BEGIN EXCERPT PROVIDED

3

In my dataset, I have 5 readers who have classified tests (as either 0, 1 or 2) repeatedly over multiple days.

On each day, only 2-3 readers out of the 5 actually classified tests.

library(tidyverse)
library(broom)

df <- tibble(day = rep(1:10,10)) %>%
  arrange(day) %>%
  mutate(reader1 = rep(c(1, 2, 0, 0, 2, NA, NA, NA, NA, NA), each = 2, 5),
         reader2 = rep(c(NA, NA, NA, NA, NA, 1, 1 , 0, 1, 2), each = 2, 5),
         reader3 = rep(c(1, 1, 1, 0, 2, NA, NA, NA, NA, NA), each = 2, 5),
         reader4 = rep(c(NA, NA, NA, NA, NA, 2, 1, 0, 1, 2), each = 2, 5),
         reader5 = rep(c(NA, NA, NA, NA, NA, 2, 2, 0, 1, 2), each = 2, 5))

Ultimate aim is to estimate intraclass correlations (using the ICC command in the psych package) between readers at each day. Ideal output would be a single data frame with the ICCs (and 95% confidence intervals) for each day to allow plotting.

This answer has been helpful, but only applies to situations with exactly two readers.

Where I am stuck:

Firstly, for each day, dropping columns where readers did not classify test (I think this is needed as ICC cannot have readers with no observations).

df %>%
  group_by(day) %>%
  nest()
  #something here to drop non-readers
  select_if(colSums(!is.na(.)) > 0)
  #doesn't work. Need to slice into separate data frames?

Secondly, how to extract ICCs and 95% CIs into a single tidy data frame?

df %>%
  group_by(day) %>%
  nest() %>%
  #something here to split data by day
  do(ICC(.)) %>%
  tidy()
  #not working
Peter MacPherson
  • 683
  • 1
  • 7
  • 17

1 Answers1

2

I have no idea about ICC and the expected output, but you can try this way? First split the data by day, then remove missing tests e.g. dropping columns where readers did not classify test and calculate the ICCs.

END EXCERPT PROVIDED

■ **STATED GOAL A**
In the records, take the part that opens with the first line and closes with the line containing "auto-packing-button[interactable]: Automatische Verpackung", and change "Erweiterte Suche" to "Detailsuche". Leave everything else in those lines as it is.
The text and the records are unrelated to each other.

BEGIN INPUT FOR THIS TASK

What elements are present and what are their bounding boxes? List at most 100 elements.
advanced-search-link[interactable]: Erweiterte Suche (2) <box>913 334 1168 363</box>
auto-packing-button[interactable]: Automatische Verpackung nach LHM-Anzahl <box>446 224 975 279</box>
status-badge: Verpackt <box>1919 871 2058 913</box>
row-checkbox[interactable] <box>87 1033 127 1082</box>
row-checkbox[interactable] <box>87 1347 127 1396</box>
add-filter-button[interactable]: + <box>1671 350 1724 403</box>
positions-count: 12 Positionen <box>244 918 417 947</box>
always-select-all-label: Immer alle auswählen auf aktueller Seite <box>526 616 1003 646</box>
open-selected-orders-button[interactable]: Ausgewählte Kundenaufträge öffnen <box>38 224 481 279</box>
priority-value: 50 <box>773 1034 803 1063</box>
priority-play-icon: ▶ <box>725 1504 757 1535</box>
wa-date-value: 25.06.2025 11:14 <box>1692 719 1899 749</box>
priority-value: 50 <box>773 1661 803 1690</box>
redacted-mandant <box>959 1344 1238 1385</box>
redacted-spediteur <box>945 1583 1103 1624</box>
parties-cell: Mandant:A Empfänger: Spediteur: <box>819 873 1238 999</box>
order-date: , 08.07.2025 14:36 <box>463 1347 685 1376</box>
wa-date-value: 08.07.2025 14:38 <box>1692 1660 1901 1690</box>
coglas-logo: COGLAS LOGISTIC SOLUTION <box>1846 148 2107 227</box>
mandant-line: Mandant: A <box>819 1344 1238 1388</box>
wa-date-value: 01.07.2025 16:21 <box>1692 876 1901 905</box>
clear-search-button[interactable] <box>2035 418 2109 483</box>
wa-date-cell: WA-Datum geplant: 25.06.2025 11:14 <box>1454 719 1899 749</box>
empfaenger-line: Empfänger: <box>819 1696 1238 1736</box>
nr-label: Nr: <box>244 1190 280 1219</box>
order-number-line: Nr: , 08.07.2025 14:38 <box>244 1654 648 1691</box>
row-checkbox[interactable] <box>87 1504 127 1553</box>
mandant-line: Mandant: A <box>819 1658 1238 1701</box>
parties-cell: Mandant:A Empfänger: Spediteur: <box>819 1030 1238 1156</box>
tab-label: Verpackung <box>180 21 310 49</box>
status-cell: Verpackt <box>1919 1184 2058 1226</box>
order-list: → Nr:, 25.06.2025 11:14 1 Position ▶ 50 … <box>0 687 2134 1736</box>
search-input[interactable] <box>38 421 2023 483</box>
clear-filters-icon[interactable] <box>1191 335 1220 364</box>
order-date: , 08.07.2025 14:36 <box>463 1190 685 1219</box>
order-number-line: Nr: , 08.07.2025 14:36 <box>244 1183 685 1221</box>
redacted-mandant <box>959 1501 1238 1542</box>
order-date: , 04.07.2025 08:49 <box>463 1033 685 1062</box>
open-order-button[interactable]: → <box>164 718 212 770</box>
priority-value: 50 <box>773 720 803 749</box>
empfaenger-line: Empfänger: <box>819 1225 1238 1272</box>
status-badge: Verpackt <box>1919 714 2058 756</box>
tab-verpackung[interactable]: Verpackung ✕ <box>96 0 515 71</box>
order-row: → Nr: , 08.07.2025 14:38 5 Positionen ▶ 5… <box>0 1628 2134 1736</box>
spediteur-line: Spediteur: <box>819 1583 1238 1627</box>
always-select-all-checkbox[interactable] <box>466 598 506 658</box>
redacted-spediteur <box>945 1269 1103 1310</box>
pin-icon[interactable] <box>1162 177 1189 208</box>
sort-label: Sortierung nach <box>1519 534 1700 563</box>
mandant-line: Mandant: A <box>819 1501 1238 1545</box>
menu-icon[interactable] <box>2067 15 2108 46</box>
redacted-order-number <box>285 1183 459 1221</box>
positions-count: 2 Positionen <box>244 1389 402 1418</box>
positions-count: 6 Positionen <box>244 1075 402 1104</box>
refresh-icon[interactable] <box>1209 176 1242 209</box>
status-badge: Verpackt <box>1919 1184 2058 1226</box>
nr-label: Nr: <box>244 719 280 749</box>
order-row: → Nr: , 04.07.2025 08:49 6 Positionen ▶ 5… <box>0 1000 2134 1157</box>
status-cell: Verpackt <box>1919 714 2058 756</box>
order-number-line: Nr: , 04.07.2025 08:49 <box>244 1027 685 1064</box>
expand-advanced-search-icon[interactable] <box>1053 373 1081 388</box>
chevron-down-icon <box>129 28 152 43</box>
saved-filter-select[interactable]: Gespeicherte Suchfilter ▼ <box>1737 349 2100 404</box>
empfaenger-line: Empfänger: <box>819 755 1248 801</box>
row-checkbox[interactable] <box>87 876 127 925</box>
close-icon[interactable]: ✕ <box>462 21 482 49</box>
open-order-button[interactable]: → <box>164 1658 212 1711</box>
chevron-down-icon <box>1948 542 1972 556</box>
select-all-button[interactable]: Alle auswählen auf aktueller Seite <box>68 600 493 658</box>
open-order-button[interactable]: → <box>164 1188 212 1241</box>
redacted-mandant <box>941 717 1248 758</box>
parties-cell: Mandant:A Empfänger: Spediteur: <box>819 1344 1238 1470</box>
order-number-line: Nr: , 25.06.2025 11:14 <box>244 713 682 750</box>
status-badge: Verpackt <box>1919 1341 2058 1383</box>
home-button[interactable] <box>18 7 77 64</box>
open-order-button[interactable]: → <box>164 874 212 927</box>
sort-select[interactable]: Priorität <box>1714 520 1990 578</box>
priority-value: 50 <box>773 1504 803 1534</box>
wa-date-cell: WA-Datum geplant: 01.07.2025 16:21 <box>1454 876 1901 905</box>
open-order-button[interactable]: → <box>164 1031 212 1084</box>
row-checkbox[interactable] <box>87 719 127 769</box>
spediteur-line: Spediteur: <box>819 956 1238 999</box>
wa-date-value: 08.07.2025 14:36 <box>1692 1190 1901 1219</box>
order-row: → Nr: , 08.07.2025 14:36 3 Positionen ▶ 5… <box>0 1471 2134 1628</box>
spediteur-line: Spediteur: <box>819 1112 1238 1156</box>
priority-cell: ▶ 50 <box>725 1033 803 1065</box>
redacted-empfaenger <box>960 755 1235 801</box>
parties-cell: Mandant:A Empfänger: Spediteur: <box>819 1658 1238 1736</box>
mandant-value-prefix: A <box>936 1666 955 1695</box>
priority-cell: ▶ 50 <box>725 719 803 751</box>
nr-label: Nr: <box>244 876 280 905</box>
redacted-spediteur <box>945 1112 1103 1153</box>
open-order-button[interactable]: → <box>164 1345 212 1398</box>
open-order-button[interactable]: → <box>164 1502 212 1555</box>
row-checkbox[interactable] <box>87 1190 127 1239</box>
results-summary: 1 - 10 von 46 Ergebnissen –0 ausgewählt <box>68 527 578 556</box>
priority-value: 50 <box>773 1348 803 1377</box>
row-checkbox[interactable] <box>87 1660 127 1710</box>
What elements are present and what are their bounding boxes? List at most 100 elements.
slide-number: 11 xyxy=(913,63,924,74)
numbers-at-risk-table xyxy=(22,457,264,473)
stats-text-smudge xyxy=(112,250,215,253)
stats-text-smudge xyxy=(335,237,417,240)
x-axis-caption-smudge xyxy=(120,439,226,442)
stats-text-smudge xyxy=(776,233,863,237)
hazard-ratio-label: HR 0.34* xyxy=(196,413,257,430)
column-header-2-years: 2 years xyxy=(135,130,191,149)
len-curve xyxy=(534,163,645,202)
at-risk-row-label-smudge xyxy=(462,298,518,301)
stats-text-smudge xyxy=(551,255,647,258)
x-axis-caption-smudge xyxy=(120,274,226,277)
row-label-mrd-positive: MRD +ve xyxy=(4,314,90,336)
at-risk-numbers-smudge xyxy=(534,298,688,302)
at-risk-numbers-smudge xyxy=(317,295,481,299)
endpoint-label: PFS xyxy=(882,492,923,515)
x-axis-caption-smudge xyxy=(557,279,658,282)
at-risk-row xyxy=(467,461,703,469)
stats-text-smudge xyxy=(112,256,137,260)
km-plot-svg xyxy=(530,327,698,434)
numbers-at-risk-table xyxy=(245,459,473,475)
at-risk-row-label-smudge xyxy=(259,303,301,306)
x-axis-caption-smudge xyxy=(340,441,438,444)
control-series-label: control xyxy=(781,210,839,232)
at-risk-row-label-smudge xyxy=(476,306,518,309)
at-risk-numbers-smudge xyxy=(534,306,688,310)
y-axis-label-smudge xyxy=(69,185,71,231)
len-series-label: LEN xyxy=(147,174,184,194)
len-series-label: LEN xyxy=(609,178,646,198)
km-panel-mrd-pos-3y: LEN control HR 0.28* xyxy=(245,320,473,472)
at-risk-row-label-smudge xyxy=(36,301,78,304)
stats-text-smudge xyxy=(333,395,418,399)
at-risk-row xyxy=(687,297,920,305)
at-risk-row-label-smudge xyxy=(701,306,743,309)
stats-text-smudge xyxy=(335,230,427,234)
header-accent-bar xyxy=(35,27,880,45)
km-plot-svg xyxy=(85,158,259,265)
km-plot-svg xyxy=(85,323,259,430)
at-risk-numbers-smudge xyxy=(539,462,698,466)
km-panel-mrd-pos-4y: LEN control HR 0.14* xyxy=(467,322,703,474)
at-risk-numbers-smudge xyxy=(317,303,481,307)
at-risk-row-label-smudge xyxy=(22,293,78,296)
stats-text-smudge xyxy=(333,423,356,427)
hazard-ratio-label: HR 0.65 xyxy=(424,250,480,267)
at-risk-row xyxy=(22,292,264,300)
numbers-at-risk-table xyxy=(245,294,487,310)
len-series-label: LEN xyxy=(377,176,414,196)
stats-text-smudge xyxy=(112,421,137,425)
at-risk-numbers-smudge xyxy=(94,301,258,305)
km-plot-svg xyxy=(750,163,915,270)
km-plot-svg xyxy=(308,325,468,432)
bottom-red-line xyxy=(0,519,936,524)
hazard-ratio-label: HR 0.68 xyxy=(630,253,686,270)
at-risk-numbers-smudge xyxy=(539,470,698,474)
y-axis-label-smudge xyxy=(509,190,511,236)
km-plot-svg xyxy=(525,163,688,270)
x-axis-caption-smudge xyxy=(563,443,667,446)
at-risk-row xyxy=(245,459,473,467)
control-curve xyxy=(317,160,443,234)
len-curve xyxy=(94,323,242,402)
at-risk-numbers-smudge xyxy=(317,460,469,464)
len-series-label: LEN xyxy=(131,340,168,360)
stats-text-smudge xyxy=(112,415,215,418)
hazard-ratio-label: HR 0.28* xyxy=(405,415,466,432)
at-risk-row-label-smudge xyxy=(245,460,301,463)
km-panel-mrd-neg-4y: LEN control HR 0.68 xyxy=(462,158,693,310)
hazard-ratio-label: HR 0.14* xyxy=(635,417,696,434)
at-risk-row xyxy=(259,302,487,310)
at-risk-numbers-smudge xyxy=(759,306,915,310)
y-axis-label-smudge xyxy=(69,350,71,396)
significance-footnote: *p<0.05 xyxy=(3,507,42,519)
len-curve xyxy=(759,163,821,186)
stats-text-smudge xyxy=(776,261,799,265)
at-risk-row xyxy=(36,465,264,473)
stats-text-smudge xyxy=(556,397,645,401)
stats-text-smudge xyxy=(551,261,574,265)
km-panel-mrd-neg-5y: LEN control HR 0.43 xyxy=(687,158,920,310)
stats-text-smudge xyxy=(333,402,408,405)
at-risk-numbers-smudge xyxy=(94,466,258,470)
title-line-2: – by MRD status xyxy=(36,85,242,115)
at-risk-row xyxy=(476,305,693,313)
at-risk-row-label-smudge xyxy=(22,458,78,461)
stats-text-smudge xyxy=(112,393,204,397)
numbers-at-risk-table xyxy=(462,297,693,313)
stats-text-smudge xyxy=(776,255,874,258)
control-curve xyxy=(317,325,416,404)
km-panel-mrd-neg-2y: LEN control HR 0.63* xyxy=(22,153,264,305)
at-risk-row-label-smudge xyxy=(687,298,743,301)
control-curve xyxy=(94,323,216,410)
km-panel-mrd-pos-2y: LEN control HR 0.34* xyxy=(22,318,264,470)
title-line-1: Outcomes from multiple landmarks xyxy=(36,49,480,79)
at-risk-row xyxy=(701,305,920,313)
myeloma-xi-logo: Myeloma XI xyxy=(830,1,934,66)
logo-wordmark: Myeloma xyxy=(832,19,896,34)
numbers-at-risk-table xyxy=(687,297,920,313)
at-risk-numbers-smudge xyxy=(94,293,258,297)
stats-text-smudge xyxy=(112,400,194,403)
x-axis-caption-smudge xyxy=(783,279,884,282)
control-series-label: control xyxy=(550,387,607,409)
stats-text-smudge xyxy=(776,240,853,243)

END INPUT FOR THIS TASK

■ **STATED GOAL B**
In the forum thread about intraclass correlations, how many of the five readers classified tests on each day?

■ **EXERCISE RESPONSE A**
What elements are present and what are their bounding boxes? List at most 100 elements.
advanced-search-link[interactable]: Detailsuche (2) <box>913 334 1168 363</box>
auto-packing-button[interactable]: Automatische Verpackung nach LHM-Anzahl <box>446 224 975 279</box>

■ **EXERCISE RESPONSE B**
Only 2-3 of the 5 readers.